start Material for this exercise

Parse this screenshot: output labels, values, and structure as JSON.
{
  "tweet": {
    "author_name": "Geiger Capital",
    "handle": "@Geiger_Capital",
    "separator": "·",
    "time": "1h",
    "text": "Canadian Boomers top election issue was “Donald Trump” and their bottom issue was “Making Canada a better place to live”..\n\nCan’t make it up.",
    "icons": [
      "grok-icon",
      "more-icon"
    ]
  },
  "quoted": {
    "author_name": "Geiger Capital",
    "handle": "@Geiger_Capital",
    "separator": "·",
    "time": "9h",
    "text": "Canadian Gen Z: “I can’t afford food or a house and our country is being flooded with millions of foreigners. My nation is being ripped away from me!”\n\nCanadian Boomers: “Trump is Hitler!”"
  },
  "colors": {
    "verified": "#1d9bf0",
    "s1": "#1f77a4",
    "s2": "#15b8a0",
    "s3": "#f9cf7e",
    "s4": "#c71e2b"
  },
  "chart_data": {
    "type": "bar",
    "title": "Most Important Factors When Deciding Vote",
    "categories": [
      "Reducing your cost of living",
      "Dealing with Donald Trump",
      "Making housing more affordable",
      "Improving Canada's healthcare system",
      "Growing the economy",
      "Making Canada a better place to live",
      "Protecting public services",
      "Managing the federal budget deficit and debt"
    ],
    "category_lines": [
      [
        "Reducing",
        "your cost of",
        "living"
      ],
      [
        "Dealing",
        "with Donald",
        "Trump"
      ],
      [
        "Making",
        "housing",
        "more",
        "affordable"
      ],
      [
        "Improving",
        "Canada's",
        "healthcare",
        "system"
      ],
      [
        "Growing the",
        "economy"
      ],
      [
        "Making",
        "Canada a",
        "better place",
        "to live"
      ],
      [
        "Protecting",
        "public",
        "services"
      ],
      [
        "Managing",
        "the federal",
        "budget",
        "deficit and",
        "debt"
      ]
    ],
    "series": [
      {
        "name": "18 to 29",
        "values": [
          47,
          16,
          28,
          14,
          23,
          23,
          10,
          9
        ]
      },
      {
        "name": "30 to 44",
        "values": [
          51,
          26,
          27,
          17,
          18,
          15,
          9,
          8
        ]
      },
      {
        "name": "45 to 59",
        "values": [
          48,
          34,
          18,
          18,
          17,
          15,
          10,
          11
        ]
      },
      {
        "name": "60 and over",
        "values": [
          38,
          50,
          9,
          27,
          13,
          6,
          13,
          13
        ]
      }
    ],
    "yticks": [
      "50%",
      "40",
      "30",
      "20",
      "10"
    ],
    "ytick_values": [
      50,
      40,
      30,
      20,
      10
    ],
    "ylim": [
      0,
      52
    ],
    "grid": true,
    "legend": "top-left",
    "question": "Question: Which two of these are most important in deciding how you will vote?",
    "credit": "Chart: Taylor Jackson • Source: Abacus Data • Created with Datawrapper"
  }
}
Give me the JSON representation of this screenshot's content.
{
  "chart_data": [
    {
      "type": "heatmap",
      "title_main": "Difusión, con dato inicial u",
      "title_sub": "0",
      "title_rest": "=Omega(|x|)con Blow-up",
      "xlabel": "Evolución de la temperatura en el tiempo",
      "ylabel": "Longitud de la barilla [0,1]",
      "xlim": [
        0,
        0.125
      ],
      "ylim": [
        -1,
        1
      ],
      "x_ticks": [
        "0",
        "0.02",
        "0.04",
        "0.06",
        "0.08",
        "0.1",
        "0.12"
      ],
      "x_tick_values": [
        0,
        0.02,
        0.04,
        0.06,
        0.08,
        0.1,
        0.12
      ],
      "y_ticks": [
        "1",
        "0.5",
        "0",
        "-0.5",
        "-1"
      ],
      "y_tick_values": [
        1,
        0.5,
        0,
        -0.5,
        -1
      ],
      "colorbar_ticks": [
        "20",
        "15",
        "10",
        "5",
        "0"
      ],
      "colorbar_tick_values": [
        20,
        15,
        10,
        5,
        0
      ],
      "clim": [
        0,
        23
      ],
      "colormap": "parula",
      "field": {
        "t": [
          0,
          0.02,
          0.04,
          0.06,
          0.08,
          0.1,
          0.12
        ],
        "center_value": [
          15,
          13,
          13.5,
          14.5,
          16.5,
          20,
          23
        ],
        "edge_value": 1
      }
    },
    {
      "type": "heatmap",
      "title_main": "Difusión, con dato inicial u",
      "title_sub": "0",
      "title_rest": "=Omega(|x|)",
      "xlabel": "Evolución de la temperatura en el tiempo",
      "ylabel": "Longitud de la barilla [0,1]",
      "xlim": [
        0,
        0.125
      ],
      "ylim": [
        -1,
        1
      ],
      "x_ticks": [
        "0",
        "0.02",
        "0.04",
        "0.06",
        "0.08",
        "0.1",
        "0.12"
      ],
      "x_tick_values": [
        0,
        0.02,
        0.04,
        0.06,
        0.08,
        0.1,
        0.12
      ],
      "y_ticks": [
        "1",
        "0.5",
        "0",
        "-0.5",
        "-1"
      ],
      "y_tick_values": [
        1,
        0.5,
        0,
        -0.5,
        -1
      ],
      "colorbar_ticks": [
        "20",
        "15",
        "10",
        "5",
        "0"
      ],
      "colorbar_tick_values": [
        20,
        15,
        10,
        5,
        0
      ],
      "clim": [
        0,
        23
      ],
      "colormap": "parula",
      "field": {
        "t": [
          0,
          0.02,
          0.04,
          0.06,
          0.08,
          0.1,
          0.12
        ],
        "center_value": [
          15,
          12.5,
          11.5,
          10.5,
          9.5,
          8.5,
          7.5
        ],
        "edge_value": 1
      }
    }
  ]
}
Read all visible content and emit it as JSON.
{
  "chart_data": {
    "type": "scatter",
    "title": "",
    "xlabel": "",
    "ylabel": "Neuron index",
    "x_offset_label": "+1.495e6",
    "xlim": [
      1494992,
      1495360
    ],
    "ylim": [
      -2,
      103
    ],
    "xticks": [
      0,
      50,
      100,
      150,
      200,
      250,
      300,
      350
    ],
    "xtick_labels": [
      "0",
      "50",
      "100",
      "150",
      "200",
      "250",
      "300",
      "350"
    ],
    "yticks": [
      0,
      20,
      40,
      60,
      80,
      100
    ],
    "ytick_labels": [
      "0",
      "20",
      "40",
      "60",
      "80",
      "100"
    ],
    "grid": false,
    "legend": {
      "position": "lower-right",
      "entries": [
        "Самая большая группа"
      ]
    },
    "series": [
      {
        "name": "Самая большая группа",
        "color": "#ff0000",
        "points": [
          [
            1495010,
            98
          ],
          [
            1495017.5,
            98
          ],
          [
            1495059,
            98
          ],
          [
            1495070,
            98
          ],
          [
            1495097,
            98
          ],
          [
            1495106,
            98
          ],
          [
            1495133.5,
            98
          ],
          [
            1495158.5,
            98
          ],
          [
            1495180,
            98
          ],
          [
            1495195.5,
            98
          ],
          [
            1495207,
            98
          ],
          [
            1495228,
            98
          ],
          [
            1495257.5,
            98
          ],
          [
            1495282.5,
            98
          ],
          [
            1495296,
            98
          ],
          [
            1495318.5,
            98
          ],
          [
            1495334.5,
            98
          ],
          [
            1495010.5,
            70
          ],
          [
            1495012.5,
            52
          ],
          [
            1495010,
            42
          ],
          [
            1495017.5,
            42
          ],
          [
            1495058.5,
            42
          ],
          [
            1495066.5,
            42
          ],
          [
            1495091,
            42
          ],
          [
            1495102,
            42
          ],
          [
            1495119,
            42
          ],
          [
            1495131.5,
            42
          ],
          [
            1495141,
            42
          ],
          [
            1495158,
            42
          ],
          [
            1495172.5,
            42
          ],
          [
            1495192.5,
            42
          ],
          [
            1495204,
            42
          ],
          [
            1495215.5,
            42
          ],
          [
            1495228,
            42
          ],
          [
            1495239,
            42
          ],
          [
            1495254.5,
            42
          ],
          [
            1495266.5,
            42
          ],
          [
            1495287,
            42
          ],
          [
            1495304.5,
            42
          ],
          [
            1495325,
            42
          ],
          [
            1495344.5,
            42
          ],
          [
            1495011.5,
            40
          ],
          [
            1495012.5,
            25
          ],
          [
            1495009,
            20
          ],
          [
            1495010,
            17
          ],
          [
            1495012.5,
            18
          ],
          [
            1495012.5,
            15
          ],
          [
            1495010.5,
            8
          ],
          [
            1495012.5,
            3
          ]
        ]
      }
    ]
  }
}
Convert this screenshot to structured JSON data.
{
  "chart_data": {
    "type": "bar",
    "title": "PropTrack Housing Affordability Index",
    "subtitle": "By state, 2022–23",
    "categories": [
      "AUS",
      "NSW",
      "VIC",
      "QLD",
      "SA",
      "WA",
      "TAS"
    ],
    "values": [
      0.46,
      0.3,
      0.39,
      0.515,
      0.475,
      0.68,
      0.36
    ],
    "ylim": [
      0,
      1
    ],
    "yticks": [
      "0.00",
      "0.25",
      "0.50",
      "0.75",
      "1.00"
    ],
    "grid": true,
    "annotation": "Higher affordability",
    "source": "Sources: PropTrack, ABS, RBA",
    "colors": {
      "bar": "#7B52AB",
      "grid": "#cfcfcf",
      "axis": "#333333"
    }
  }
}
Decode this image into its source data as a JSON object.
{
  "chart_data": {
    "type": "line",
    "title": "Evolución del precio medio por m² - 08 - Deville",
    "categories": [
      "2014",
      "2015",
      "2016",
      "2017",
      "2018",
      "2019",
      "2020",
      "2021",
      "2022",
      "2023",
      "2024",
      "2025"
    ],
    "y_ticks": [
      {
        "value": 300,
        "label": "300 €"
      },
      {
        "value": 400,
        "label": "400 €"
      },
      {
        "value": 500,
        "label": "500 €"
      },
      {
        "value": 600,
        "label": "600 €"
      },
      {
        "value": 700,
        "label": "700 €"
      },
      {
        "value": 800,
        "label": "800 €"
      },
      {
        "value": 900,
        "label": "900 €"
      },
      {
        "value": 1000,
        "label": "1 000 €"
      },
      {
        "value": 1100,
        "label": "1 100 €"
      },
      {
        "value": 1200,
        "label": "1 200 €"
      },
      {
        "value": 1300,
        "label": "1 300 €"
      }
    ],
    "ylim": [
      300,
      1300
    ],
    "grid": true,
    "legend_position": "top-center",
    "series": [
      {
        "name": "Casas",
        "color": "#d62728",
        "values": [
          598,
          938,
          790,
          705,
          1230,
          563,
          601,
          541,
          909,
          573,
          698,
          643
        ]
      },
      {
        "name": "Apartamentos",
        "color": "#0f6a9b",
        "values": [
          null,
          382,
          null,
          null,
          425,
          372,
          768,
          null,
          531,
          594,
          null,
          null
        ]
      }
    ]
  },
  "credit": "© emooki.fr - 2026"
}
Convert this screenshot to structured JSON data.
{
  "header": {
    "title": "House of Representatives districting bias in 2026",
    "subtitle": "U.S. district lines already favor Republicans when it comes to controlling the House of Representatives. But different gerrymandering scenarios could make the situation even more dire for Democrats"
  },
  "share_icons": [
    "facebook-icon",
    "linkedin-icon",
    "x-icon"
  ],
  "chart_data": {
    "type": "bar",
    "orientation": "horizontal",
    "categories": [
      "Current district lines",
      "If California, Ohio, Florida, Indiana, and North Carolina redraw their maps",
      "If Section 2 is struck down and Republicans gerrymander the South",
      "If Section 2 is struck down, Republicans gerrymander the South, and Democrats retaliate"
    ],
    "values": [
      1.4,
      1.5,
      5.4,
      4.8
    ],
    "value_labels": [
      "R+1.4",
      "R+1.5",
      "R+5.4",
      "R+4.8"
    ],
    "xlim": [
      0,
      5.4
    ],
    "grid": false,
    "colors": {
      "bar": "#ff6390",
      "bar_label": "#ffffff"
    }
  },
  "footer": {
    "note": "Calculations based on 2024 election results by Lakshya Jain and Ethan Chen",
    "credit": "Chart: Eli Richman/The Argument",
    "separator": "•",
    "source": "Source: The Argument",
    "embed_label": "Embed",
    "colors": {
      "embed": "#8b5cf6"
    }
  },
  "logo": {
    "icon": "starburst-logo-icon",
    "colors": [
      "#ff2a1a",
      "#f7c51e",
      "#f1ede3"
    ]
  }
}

end Material for this exercise

* [Goal of the exercise] List each line holding the string "Canadian".

* [Reply]
    "text": "Canadian Boomers top election issue was “Donald Trump” and their bottom issue was “Making Canada a better place to live”..\n\nCan’t make it up.",
    "text": "Canadian Gen Z: “I can’t afford food or a house and our country is being flooded with millions of foreigners. My nation is being ripped away from me!”\n\nCanadian Boomers: “Trump is Hitler!”"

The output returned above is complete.